### Short task
Please state how many lines in the records contain the string "background", with no words besides the number.

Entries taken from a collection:
Start

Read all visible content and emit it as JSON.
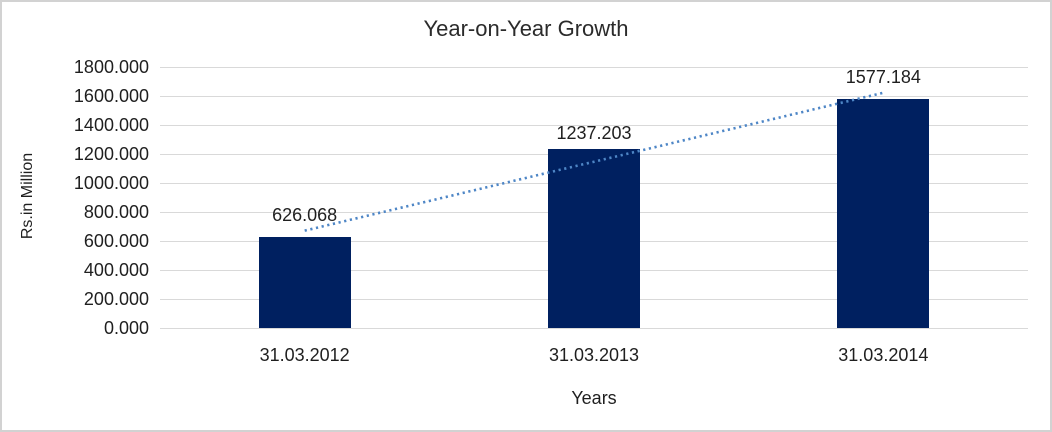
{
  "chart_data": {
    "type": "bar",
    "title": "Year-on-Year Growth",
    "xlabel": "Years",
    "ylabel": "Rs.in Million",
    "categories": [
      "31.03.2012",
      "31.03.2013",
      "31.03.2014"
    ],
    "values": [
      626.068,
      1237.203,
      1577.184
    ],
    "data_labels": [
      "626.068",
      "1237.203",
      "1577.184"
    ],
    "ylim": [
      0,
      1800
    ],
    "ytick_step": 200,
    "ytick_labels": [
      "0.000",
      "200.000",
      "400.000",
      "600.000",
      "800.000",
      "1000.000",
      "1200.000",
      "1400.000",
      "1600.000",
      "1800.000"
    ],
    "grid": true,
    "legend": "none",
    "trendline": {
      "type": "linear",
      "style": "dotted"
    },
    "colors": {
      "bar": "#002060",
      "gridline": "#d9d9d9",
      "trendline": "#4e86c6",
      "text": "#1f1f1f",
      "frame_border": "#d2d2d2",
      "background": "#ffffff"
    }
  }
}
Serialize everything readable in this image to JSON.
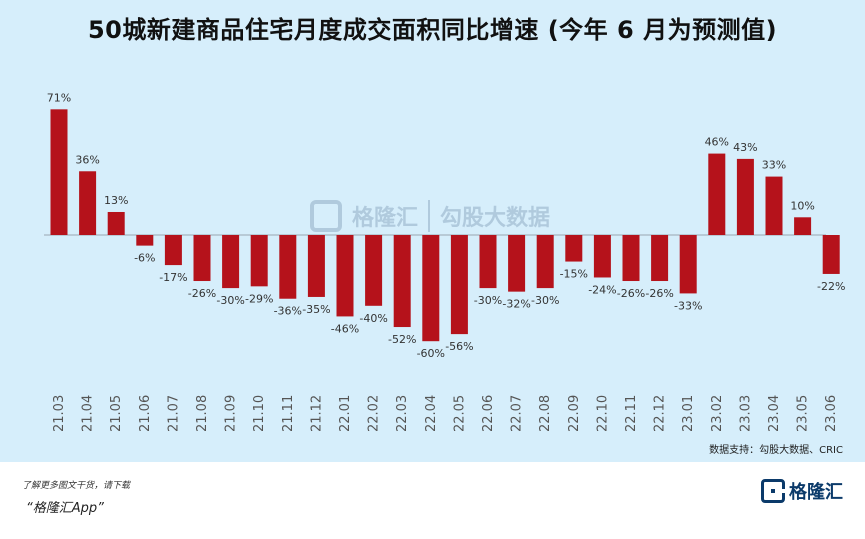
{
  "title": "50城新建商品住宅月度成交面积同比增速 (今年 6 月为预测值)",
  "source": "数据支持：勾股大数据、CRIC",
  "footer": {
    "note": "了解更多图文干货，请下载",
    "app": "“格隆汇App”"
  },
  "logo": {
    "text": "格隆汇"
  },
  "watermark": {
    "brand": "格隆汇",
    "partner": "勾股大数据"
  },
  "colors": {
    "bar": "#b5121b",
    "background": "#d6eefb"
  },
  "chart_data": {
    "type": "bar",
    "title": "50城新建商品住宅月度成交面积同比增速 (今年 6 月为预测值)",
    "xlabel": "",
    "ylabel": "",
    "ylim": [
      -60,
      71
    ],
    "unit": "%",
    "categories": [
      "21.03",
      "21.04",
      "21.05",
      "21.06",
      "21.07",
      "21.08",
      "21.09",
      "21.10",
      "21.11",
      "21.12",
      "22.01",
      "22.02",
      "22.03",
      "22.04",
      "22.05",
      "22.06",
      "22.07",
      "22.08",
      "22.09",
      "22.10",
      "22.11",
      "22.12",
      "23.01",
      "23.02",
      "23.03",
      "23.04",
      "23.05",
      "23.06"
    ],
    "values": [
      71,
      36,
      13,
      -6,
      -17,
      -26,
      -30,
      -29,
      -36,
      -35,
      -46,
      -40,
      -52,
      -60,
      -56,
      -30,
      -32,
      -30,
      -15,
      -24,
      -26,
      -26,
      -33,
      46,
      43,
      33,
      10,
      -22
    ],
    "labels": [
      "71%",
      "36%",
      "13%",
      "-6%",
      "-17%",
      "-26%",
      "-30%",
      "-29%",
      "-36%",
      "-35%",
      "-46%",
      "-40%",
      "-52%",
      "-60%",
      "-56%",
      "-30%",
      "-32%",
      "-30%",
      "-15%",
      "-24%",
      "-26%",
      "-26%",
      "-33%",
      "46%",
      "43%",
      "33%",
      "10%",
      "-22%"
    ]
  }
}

End

### Exercise response
2